> _Task brief_
Print all the records exactly, please.

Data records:
********************

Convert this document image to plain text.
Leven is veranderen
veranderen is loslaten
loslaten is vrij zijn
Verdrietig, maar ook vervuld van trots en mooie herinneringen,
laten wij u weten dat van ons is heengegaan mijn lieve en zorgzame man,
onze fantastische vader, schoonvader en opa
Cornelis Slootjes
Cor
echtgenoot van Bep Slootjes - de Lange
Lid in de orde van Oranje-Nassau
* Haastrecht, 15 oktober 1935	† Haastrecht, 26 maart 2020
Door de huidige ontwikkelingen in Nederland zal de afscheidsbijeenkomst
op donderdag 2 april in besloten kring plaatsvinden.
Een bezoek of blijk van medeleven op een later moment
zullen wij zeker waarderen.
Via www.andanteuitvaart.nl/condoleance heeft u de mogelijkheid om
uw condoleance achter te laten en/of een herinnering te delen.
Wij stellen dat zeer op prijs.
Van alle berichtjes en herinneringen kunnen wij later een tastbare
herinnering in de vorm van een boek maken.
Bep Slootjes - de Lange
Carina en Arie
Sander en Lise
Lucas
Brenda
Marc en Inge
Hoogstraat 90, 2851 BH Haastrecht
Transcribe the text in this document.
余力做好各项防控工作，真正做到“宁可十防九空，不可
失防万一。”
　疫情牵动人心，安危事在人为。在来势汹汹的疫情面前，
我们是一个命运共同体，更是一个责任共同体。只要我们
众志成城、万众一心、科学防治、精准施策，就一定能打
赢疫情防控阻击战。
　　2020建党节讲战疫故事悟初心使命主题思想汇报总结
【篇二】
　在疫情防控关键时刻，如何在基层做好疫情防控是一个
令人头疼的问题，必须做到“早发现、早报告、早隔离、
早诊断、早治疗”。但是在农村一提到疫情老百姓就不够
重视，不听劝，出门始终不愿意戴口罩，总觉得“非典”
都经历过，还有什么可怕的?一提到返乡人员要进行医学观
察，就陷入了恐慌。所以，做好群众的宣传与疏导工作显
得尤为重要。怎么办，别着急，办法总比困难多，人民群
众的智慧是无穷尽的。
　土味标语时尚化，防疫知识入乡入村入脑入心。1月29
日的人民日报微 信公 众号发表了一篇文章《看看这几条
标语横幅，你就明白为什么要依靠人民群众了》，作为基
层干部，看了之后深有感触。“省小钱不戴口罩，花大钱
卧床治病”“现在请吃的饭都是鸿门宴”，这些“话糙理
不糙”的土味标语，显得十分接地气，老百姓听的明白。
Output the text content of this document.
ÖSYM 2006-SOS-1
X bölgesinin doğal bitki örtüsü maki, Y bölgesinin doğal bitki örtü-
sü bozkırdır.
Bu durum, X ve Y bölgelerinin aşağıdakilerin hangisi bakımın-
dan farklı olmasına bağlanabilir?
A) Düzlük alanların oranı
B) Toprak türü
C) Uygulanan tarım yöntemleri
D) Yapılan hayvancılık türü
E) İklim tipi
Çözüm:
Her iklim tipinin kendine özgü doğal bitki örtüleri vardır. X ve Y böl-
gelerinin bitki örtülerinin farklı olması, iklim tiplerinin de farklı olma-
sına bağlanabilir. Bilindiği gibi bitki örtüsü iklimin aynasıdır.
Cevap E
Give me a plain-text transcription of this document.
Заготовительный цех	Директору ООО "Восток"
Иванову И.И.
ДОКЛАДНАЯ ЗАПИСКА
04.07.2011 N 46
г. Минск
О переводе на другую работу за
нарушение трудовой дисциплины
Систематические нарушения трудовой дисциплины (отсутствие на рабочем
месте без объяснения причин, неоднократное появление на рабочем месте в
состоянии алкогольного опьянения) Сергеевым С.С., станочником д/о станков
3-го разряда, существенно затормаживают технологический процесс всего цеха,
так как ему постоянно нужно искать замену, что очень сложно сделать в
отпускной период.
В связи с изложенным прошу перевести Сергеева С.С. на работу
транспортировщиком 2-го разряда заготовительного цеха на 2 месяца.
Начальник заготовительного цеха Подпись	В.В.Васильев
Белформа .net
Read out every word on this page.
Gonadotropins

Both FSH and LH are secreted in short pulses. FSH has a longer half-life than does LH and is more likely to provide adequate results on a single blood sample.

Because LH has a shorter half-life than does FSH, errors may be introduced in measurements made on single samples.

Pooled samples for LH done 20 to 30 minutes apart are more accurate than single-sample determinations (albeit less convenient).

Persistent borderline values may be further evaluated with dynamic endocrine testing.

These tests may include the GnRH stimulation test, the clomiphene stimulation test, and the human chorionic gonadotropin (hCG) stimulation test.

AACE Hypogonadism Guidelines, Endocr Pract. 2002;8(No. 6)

********************

> _Reply to the task_
Convert this document image to plain text.
Leven is veranderen
veranderen is loslaten
loslaten is vrij zijn
Verdrietig, maar ook vervuld van trots en mooie herinneringen,
laten wij u weten dat van ons is heengegaan mijn lieve en zorgzame man,
onze fantastische vader, schoonvader en opa
Cornelis Slootjes
Cor
echtgenoot van Bep Slootjes - de Lange
Lid in de orde van Oranje-Nassau
* Haastrecht, 15 oktober 1935	† Haastrecht, 26 maart 2020
Door de huidige ontwikkelingen in Nederland zal de afscheidsbijeenkomst
op donderdag 2 april in besloten kring plaatsvinden.
Een bezoek of blijk van medeleven op een later moment
zullen wij zeker waarderen.
Via www.andanteuitvaart.nl/condoleance heeft u de mogelijkheid om
uw condoleance achter te laten en/of een herinnering te delen.
Wij stellen dat zeer op prijs.
Van alle berichtjes en herinneringen kunnen wij later een tastbare
herinnering in de vorm van een boek maken.
Bep Slootjes - de Lange
Carina en Arie
Sander en Lise
Lucas
Brenda
Marc en Inge
Hoogstraat 90, 2851 BH Haastrecht
Transcribe the text in this document.
余力做好各项防控工作，真正做到“宁可十防九空，不可
失防万一。”
　疫情牵动人心，安危事在人为。在来势汹汹的疫情面前，
我们是一个命运共同体，更是一个责任共同体。只要我们
众志成城、万众一心、科学防治、精准施策，就一定能打
赢疫情防控阻击战。
　　2020建党节讲战疫故事悟初心使命主题思想汇报总结
【篇二】
　在疫情防控关键时刻，如何在基层做好疫情防控是一个
令人头疼的问题，必须做到“早发现、早报告、早隔离、
早诊断、早治疗”。但是在农村一提到疫情老百姓就不够
重视，不听劝，出门始终不愿意戴口罩，总觉得“非典”
都经历过，还有什么可怕的?一提到返乡人员要进行医学观
察，就陷入了恐慌。所以，做好群众的宣传与疏导工作显
得尤为重要。怎么办，别着急，办法总比困难多，人民群
众的智慧是无穷尽的。
　土味标语时尚化，防疫知识入乡入村入脑入心。1月29
日的人民日报微 信公 众号发表了一篇文章《看看这几条
标语横幅，你就明白为什么要依靠人民群众了》，作为基
层干部，看了之后深有感触。“省小钱不戴口罩，花大钱
卧床治病”“现在请吃的饭都是鸿门宴”，这些“话糙理
不糙”的土味标语，显得十分接地气，老百姓听的明白。
Output the text content of this document.
ÖSYM 2006-SOS-1
X bölgesinin doğal bitki örtüsü maki, Y bölgesinin doğal bitki örtü-
sü bozkırdır.
Bu durum, X ve Y bölgelerinin aşağıdakilerin hangisi bakımın-
dan farklı olmasına bağlanabilir?
A) Düzlük alanların oranı
B) Toprak türü
C) Uygulanan tarım yöntemleri
D) Yapılan hayvancılık türü
E) İklim tipi
Çözüm:
Her iklim tipinin kendine özgü doğal bitki örtüleri vardır. X ve Y böl-
gelerinin bitki örtülerinin farklı olması, iklim tiplerinin de farklı olma-
sına bağlanabilir. Bilindiği gibi bitki örtüsü iklimin aynasıdır.
Cevap E
Give me a plain-text transcription of this document.
Заготовительный цех	Директору ООО "Восток"
Иванову И.И.
ДОКЛАДНАЯ ЗАПИСКА
04.07.2011 N 46
г. Минск
О переводе на другую работу за
нарушение трудовой дисциплины
Систематические нарушения трудовой дисциплины (отсутствие на рабочем
месте без объяснения причин, неоднократное появление на рабочем месте в
состоянии алкогольного опьянения) Сергеевым С.С., станочником д/о станков
3-го разряда, существенно затормаживают технологический процесс всего цеха,
так как ему постоянно нужно искать замену, что очень сложно сделать в
отпускной период.
В связи с изложенным прошу перевести Сергеева С.С. на работу
транспортировщиком 2-го разряда заготовительного цеха на 2 месяца.
Начальник заготовительного цеха Подпись	В.В.Васильев
Белформа .net
Read out every word on this page.
Gonadotropins

Both FSH and LH are secreted in short pulses. FSH has a longer half-life than does LH and is more likely to provide adequate results on a single blood sample.

Because LH has a shorter half-life than does FSH, errors may be introduced in measurements made on single samples.

Pooled samples for LH done 20 to 30 minutes apart are more accurate than single-sample determinations (albeit less convenient).

Persistent borderline values may be further evaluated with dynamic endocrine testing.

These tests may include the GnRH stimulation test, the clomiphene stimulation test, and the human chorionic gonadotropin (hCG) stimulation test.

AACE Hypogonadism Guidelines, Endocr Pract. 2002;8(No. 6)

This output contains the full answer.